● TASK INPUTS
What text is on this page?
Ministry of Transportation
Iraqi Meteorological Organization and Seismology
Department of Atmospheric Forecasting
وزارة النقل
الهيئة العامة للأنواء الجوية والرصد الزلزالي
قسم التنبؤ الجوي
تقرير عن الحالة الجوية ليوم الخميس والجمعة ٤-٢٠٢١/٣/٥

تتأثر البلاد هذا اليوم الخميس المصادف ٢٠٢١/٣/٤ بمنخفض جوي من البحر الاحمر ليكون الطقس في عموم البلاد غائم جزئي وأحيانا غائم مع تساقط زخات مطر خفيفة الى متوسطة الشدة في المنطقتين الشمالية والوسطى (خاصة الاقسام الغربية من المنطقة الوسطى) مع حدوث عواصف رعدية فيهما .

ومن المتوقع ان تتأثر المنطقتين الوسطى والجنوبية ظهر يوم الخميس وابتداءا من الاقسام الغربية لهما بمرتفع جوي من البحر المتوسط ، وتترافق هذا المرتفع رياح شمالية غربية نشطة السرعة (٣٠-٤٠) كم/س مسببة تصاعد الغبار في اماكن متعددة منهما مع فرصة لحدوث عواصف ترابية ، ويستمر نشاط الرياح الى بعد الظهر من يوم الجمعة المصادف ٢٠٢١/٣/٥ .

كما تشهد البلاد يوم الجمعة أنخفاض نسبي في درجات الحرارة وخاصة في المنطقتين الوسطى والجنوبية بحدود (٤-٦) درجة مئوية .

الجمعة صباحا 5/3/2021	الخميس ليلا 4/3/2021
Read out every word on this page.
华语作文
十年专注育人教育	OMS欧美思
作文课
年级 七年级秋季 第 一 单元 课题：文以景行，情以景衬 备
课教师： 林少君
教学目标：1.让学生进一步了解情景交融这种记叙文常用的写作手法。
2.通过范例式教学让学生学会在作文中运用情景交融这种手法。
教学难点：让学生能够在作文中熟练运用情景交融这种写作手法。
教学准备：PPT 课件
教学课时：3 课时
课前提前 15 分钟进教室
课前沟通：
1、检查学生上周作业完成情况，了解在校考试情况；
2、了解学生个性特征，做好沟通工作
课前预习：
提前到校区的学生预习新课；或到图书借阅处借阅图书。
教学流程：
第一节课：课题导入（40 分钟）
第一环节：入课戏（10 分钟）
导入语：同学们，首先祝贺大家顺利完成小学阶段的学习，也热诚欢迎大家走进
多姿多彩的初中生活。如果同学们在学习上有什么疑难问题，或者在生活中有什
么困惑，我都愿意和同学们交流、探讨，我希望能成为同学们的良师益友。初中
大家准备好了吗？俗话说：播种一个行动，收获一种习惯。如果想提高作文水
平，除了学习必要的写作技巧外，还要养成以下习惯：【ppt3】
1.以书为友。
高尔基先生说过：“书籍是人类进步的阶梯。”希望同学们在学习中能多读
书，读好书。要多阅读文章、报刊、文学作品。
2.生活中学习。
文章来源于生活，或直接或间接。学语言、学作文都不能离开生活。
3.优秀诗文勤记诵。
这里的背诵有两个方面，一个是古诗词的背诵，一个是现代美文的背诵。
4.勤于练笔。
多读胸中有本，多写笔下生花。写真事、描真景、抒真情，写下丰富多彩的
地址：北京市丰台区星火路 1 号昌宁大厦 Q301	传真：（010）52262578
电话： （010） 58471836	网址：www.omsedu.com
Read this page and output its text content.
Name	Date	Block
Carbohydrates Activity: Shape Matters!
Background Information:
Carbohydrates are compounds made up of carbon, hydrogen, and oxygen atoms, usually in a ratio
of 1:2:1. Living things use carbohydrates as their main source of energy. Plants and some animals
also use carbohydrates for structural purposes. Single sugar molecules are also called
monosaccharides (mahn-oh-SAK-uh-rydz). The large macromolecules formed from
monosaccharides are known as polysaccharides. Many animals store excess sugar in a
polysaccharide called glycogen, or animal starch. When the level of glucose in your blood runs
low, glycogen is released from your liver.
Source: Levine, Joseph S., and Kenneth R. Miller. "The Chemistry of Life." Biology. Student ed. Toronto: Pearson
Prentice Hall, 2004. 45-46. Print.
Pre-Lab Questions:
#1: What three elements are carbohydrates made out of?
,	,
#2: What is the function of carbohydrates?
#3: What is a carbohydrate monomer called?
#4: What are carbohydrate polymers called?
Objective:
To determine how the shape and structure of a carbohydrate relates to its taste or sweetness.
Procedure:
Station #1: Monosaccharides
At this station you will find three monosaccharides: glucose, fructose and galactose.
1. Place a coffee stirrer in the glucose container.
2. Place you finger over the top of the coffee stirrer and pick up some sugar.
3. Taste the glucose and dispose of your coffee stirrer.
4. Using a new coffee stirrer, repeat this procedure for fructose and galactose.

● PROBLEM DETAILS
Return a copy of every line that includes the word "glucose".

● SOLUTION TO THIS PROBLEM
polysaccharide called glycogen, or animal starch. When the level of glucose in your blood runs
At this station you will find three monosaccharides: glucose, fructose and galactose.
1. Place a coffee stirrer in the glucose container.
3. Taste the glucose and dispose of your coffee stirrer.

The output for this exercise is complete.